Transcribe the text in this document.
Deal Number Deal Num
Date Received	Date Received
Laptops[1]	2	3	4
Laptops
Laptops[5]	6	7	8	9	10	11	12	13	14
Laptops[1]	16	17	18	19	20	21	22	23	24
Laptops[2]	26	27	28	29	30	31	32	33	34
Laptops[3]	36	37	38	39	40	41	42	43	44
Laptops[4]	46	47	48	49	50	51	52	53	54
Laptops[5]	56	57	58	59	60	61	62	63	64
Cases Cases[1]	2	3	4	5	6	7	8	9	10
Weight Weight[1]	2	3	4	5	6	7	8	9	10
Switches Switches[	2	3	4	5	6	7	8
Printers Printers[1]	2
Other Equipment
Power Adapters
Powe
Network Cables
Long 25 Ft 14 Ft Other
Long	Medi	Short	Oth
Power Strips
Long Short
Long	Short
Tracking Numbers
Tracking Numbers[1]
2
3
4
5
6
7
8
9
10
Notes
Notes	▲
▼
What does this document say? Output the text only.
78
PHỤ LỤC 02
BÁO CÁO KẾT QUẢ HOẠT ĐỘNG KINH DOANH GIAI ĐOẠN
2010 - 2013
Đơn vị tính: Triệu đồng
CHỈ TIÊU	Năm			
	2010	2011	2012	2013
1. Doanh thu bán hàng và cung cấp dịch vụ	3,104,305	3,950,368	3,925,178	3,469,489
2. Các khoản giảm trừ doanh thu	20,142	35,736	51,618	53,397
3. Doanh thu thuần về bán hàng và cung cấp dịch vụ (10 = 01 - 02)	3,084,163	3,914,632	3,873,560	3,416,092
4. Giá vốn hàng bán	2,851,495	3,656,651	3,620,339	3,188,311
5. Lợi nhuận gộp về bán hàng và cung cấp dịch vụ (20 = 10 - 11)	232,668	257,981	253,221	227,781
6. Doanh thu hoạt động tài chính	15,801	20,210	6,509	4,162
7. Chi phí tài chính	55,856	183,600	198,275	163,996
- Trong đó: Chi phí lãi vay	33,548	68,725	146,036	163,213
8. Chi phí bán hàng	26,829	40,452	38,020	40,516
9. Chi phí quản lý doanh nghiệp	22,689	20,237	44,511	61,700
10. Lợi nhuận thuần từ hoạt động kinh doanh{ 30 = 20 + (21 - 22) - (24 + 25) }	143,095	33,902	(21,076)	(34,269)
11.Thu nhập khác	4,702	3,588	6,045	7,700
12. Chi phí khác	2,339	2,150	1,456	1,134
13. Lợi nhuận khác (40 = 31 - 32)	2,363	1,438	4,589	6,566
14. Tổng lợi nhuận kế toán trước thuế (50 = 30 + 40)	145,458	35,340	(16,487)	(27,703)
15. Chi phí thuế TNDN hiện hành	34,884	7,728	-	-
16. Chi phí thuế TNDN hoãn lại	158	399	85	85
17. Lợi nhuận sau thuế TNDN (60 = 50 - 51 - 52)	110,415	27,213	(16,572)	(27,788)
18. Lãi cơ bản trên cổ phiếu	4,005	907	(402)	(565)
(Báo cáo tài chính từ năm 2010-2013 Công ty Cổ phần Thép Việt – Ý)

→ Task objective
Above are the records; copy every line in them that holds the word "Short".

→ Task solution
Long	Medi	Short	Oth
Long Short
Long	Short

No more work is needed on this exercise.